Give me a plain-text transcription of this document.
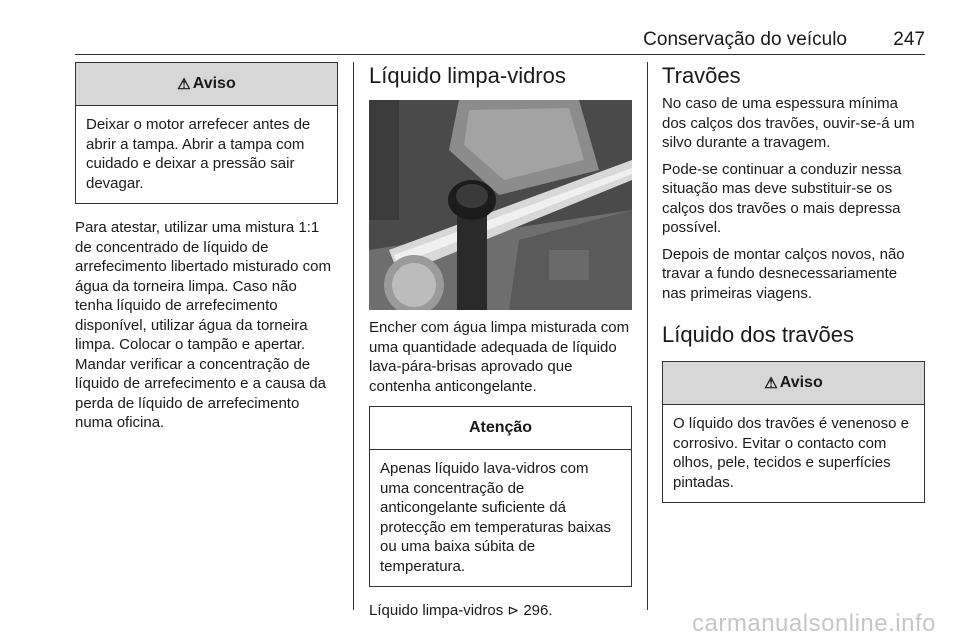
Conservação do veículo 247
⚠ Aviso
Deixar o motor arrefecer antes de abrir a tampa. Abrir a tampa com cuidado e deixar a pressão sair devagar.

Para atestar, utilizar uma mistura 1:1 de concentrado de líquido de arrefecimento libertado misturado com água da torneira limpa. Caso não tenha líquido de arrefecimento disponível, utilizar água da torneira limpa. Colocar o tampão e apertar. Mandar verificar a concentração de líquido de arrefecimento e a causa da perda de líquido de arrefecimento numa oficina.

Líquido limpa-vidros

Encher com água limpa misturada com uma quantidade adequada de líquido lava-pára-brisas aprovado que contenha anticongelante.

Atenção
Apenas líquido lava-vidros com uma concentração de anticongelante suficiente dá protecção em temperaturas baixas ou uma baixa súbita de temperatura.

Líquido limpa-vidros ⊳ 296.

Travões

No caso de uma espessura mínima dos calços dos travões, ouvir-se-á um silvo durante a travagem.

Pode-se continuar a conduzir nessa situação mas deve substituir-se os calços dos travões o mais depressa possível.

Depois de montar calços novos, não travar a fundo desnecessariamente nas primeiras viagens.

Líquido dos travões
⚠ Aviso
O líquido dos travões é venenoso e corrosivo. Evitar o contacto com olhos, pele, tecidos e superfícies pintadas.
carmanualsonline.info
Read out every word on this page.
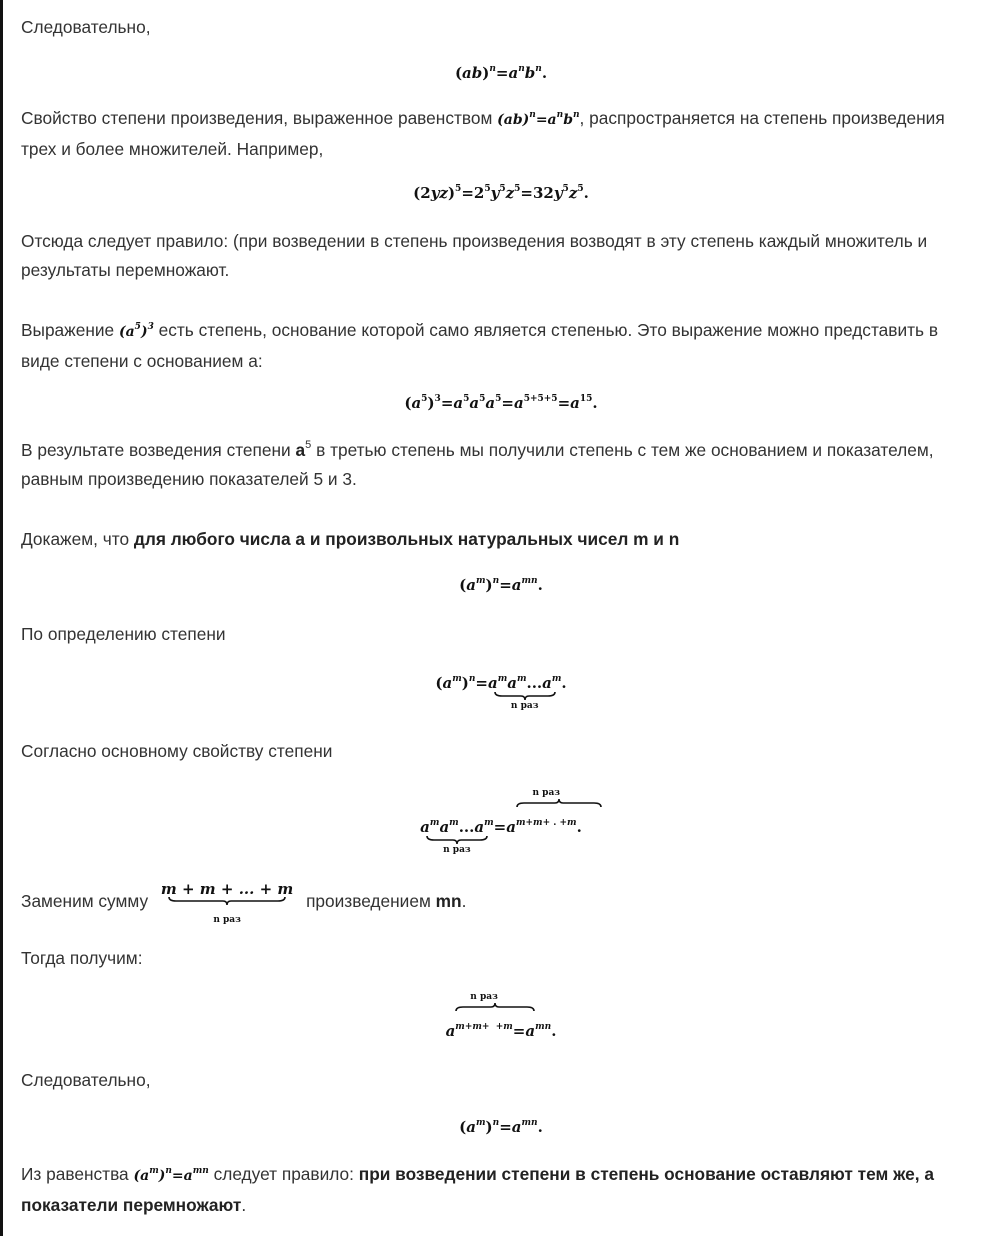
Следовательно,
$(ab)^n=a^nb^n$.
Свойство степени произведения, выраженное равенством $(ab)^n=a^nb^n$, распространяется на степень произведения трех и более множителей. Например,
$(2yz)^5=2^5y^5z^5=32y^5z^5$.
Отсюда следует правило: (при возведении в степень произведения возводят в эту степень каждый множитель и результаты перемножают.
Выражение $(a^5)^3$ есть степень, основание которой само является степенью. Это выражение можно представить в виде степени с основанием а:
$(a^5)^3=a^5a^5a^5=a^{5+5+5}=a^{15}$.
В результате возведения степени $a^5$ в третью степень мы получили степень с тем же основанием и показателем, равным произведению показателей 5 и 3.
Докажем, что для любого числа а и произвольных натуральных чисел m и n
$(a^m)^n=a^{mn}$.
По определению степени
$(a^m)^n=a^ma^m...a^m$
n раз
.
Согласно основному свойству степени
$a^ma^m...a^m$
n раз
$=a^{m+m+ . +m}$
n раз
.
Заменим сумму m + m + ... + m
n раз
произведением mn.
Тогда получим:
$a^{m+m+ +m}$
n раз
$=a^{mn}$.
Следовательно,
$(a^m)^n=a^{mn}$.
Из равенства $(a^m)^n=a^{mn}$ следует правило: при возведении степени в степень основание оставляют тем же, а показатели перемножают.
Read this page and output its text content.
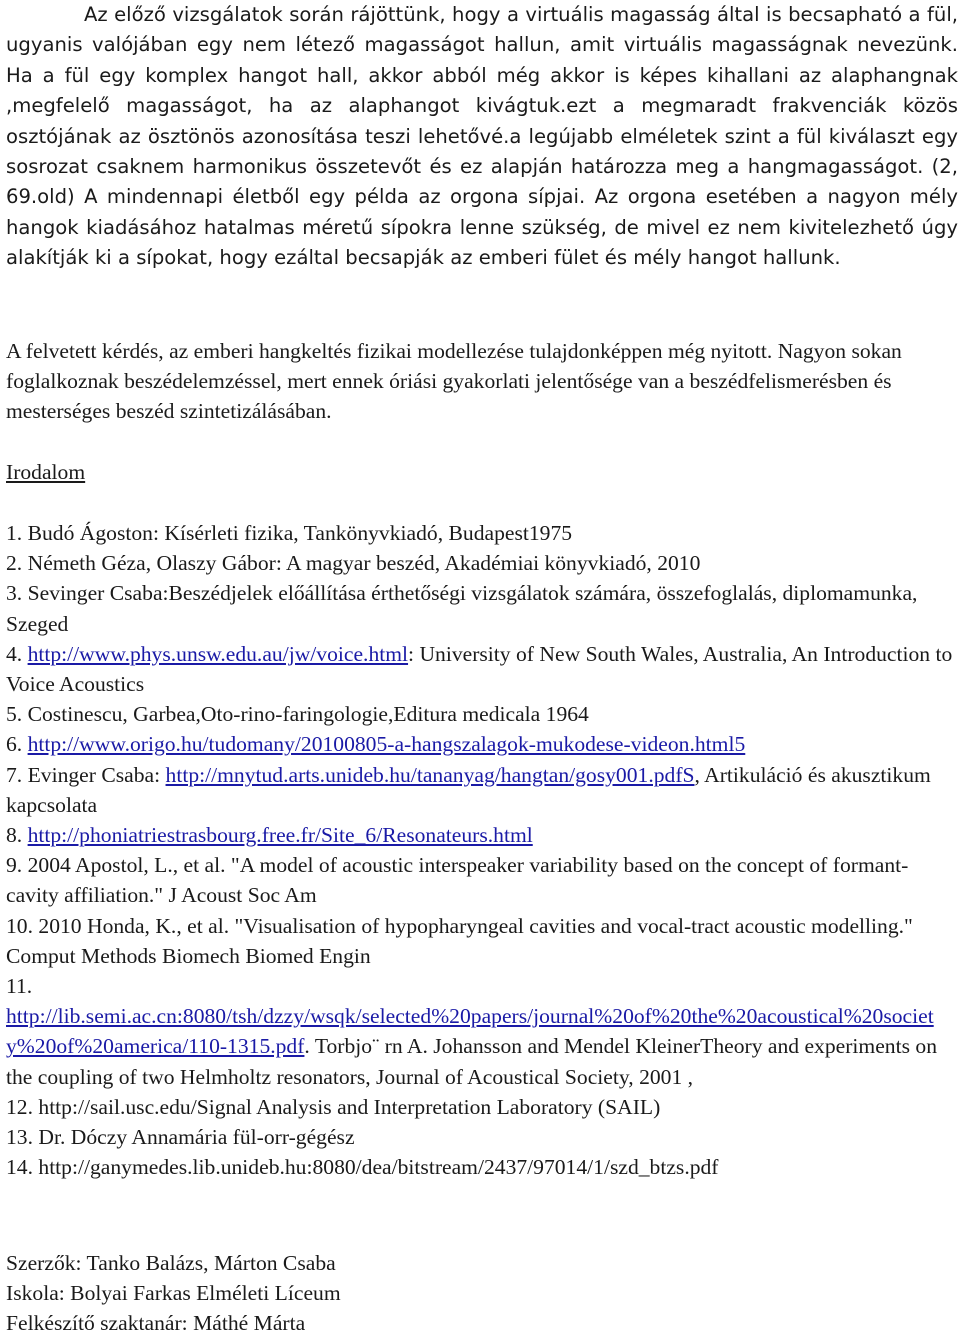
Az előző vizsgálatok során rájöttünk, hogy a virtuális magasság által is becsapható a fül, ugyanis valójában egy nem létező magasságot hallun, amit virtuális magasságnak nevezünk. Ha a fül egy komplex hangot hall, akkor abból még akkor is képes kihallani az alaphangnak ,megfelelő magasságot, ha az alaphangot kivágtuk.ezt a megmaradt frakvenciák közös osztójának az ösztönös azonosítása teszi lehetővé.a legújabb elméletek szint a fül kiválaszt egy sosrozat csaknem harmonikus összetevőt és ez alapján határozza meg a hangmagasságot. (2, 69.old) A mindennapi életből egy példa az orgona sípjai. Az orgona esetében a nagyon mély hangok kiadásához hatalmas méretű sípokra lenne szükség, de mivel ez nem kivitelezhető úgy alakítják ki a sípokat, hogy ezáltal becsapják az emberi fület és mély hangot hallunk.

A felvetett kérdés, az emberi hangkeltés fizikai modellezése tulajdonképpen még nyitott. Nagyon sokan foglalkoznak beszédelemzéssel, mert ennek óriási gyakorlati jelentősége van a beszédfelismerésben és mesterséges beszéd szintetizálásában.

Irodalom
1. Budó Ágoston: Kísérleti fizika, Tankönyvkiadó, Budapest1975
2. Németh Géza, Olaszy Gábor: A magyar beszéd, Akadémiai könyvkiadó, 2010
3. Sevinger Csaba:Beszédjelek előállítása érthetőségi vizsgálatok számára, összefoglalás, diplomamunka, Szeged
4. http://www.phys.unsw.edu.au/jw/voice.html: University of New South Wales, Australia, An Introduction to Voice Acoustics
5. Costinescu, Garbea,Oto-rino-faringologie,Editura medicala 1964
6. http://www.origo.hu/tudomany/20100805-a-hangszalagok-mukodese-videon.html5
7. Evinger Csaba: http://mnytud.arts.unideb.hu/tananyag/hangtan/gosy001.pdfS, Artikuláció és akusztikum kapcsolata
8. http://phoniatriestrasbourg.free.fr/Site_6/Resonateurs.html
9. 2004 Apostol, L., et al. "A model of acoustic interspeaker variability based on the concept of formant-cavity affiliation." J Acoust Soc Am
10. 2010 Honda, K., et al. "Visualisation of hypopharyngeal cavities and vocal-tract acoustic modelling." Comput Methods Biomech Biomed Engin
11.
http://lib.semi.ac.cn:8080/tsh/dzzy/wsqk/selected%20papers/journal%20of%20the%20acoustical%20society%20of%20america/110-1315.pdf. Torbjo¨ rn A. Johansson and Mendel KleinerTheory and experiments on the coupling of two Helmholtz resonators, Journal of Acoustical Society, 2001 ,
12. http://sail.usc.edu/Signal Analysis and Interpretation Laboratory (SAIL)
13. Dr. Dóczy Annamária fül-orr-gégész
14. http://ganymedes.lib.unideb.hu:8080/dea/bitstream/2437/97014/1/szd_btzs.pdf
Szerzők: Tanko Balázs, Márton Csaba
Iskola: Bolyai Farkas Elméleti Líceum
Felkészítő szaktanár: Máthé Márta
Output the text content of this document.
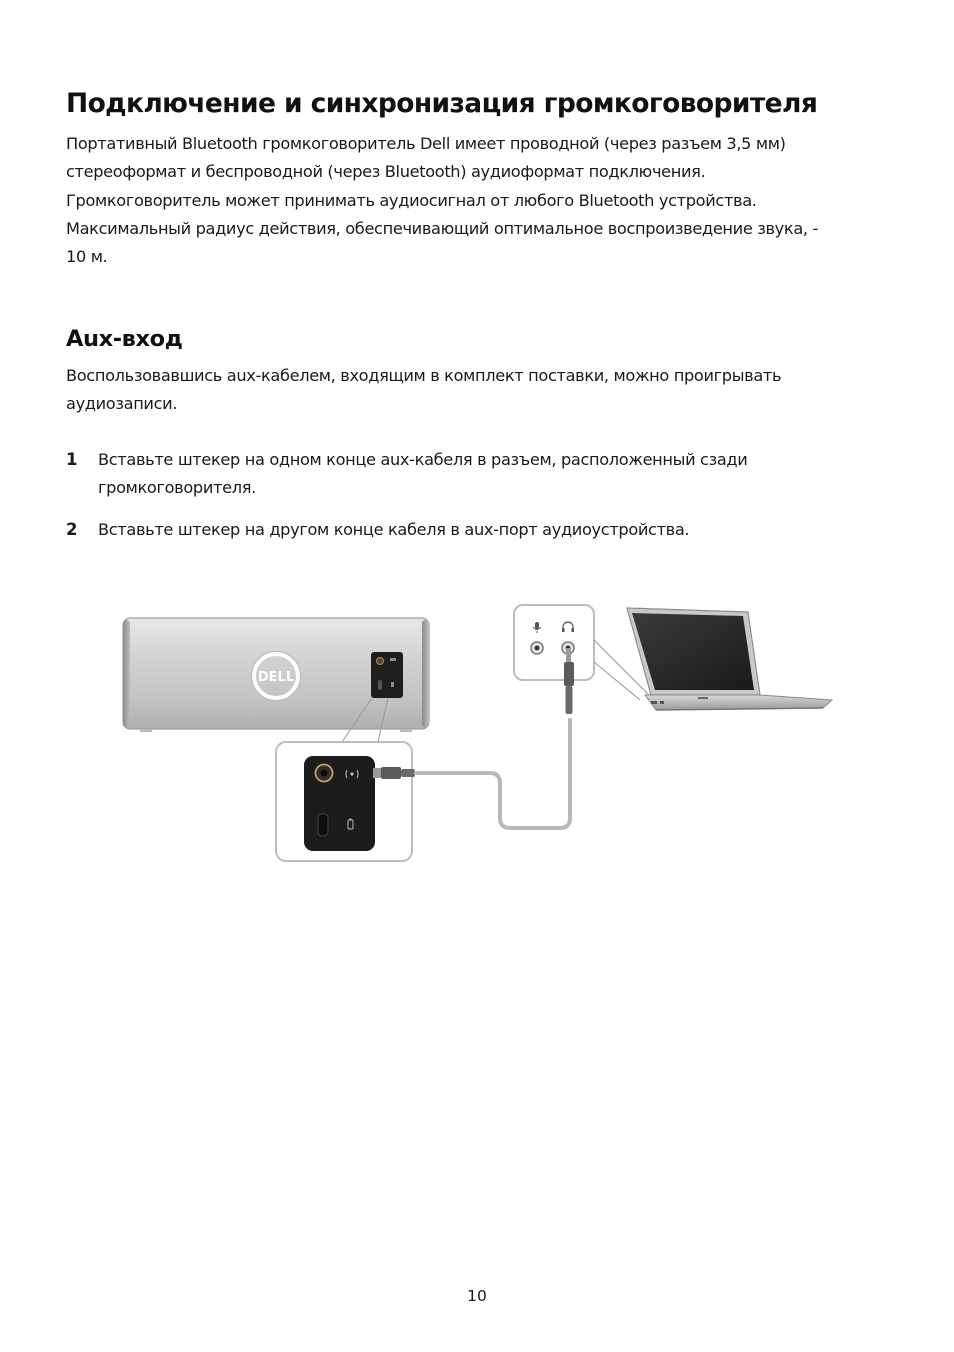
Подключение и синхронизация громкоговорителя
Портативный Bluetooth громкоговоритель Dell имеет проводной (через разъем 3,5 мм)
стереоформат и беспроводной (через Bluetooth) аудиоформат подключения.
Громкоговоритель может принимать аудиосигнал от любого Bluetooth устройства.
Максимальный радиус действия, обеспечивающий оптимальное воспроизведение звука, -
10 м.
Aux-вход
Воспользовавшись aux-кабелем, входящим в комплект поставки, можно проигрывать
аудиозаписи.
1 Вставьте штекер на одном конце aux-кабеля в разъем, расположенный сзади
громкоговорителя.
2 Вставьте штекер на другом конце кабеля в aux-порт аудиоустройства.
DELL
10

> AIM OF THE EXERCISE: Go through the entries above and pull out each line with "любого" in it.

> ANSWER:
Докажем, что для любого числа а и произвольных натуральных чисел m и n
Громкоговоритель может принимать аудиосигнал от любого Bluetooth устройства.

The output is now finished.